━━ Entries
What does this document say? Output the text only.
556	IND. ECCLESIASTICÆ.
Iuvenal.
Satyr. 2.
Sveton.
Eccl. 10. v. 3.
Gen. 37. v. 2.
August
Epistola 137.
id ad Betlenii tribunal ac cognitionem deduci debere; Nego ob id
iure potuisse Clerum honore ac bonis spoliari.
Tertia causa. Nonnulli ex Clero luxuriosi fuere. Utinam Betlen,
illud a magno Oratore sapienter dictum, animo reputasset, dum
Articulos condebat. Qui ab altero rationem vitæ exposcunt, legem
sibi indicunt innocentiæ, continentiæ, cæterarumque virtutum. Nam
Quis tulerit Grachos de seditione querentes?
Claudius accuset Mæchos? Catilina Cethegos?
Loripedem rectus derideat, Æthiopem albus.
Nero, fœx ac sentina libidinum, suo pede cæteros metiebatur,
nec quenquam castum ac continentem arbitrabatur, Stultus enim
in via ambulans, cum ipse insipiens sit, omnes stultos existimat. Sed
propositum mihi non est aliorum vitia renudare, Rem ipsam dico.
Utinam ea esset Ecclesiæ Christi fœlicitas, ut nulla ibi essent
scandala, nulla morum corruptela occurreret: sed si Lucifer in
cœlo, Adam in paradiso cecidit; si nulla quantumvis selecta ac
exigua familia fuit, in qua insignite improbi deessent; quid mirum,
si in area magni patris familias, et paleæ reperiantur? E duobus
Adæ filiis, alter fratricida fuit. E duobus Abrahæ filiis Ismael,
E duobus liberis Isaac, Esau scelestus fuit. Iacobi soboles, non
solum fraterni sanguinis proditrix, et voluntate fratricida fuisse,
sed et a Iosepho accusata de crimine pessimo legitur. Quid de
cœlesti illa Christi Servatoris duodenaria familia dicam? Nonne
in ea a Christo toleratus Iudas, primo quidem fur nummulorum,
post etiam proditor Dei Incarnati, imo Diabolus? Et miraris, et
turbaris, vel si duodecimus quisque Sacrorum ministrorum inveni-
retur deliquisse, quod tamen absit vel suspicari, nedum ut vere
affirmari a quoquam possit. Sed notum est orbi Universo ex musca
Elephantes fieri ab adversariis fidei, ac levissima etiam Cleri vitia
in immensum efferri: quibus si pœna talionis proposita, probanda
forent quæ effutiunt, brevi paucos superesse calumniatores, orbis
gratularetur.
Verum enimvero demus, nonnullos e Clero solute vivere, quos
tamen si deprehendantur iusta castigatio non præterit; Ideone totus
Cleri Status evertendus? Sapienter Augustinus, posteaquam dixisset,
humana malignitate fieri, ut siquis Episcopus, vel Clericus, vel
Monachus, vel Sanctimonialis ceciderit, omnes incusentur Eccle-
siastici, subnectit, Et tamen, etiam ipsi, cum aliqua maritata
━━━━
> [What is expected] Your task is to retype all of the records exactly.

> [Answer below]
What does this document say? Output the text only.
556	IND. ECCLESIASTICÆ.
Iuvenal.
Satyr. 2.
Sveton.
Eccl. 10. v. 3.
Gen. 37. v. 2.
August
Epistola 137.
id ad Betlenii tribunal ac cognitionem deduci debere; Nego ob id
iure potuisse Clerum honore ac bonis spoliari.
Tertia causa. Nonnulli ex Clero luxuriosi fuere. Utinam Betlen,
illud a magno Oratore sapienter dictum, animo reputasset, dum
Articulos condebat. Qui ab altero rationem vitæ exposcunt, legem
sibi indicunt innocentiæ, continentiæ, cæterarumque virtutum. Nam
Quis tulerit Grachos de seditione querentes?
Claudius accuset Mæchos? Catilina Cethegos?
Loripedem rectus derideat, Æthiopem albus.
Nero, fœx ac sentina libidinum, suo pede cæteros metiebatur,
nec quenquam castum ac continentem arbitrabatur, Stultus enim
in via ambulans, cum ipse insipiens sit, omnes stultos existimat. Sed
propositum mihi non est aliorum vitia renudare, Rem ipsam dico.
Utinam ea esset Ecclesiæ Christi fœlicitas, ut nulla ibi essent
scandala, nulla morum corruptela occurreret: sed si Lucifer in
cœlo, Adam in paradiso cecidit; si nulla quantumvis selecta ac
exigua familia fuit, in qua insignite improbi deessent; quid mirum,
si in area magni patris familias, et paleæ reperiantur? E duobus
Adæ filiis, alter fratricida fuit. E duobus Abrahæ filiis Ismael,
E duobus liberis Isaac, Esau scelestus fuit. Iacobi soboles, non
solum fraterni sanguinis proditrix, et voluntate fratricida fuisse,
sed et a Iosepho accusata de crimine pessimo legitur. Quid de
cœlesti illa Christi Servatoris duodenaria familia dicam? Nonne
in ea a Christo toleratus Iudas, primo quidem fur nummulorum,
post etiam proditor Dei Incarnati, imo Diabolus? Et miraris, et
turbaris, vel si duodecimus quisque Sacrorum ministrorum inveni-
retur deliquisse, quod tamen absit vel suspicari, nedum ut vere
affirmari a quoquam possit. Sed notum est orbi Universo ex musca
Elephantes fieri ab adversariis fidei, ac levissima etiam Cleri vitia
in immensum efferri: quibus si pœna talionis proposita, probanda
forent quæ effutiunt, brevi paucos superesse calumniatores, orbis
gratularetur.
Verum enimvero demus, nonnullos e Clero solute vivere, quos
tamen si deprehendantur iusta castigatio non præterit; Ideone totus
Cleri Status evertendus? Sapienter Augustinus, posteaquam dixisset,
humana malignitate fieri, ut siquis Episcopus, vel Clericus, vel
Monachus, vel Sanctimonialis ceciderit, omnes incusentur Eccle-
siastici, subnectit, Et tamen, etiam ipsi, cum aliqua maritata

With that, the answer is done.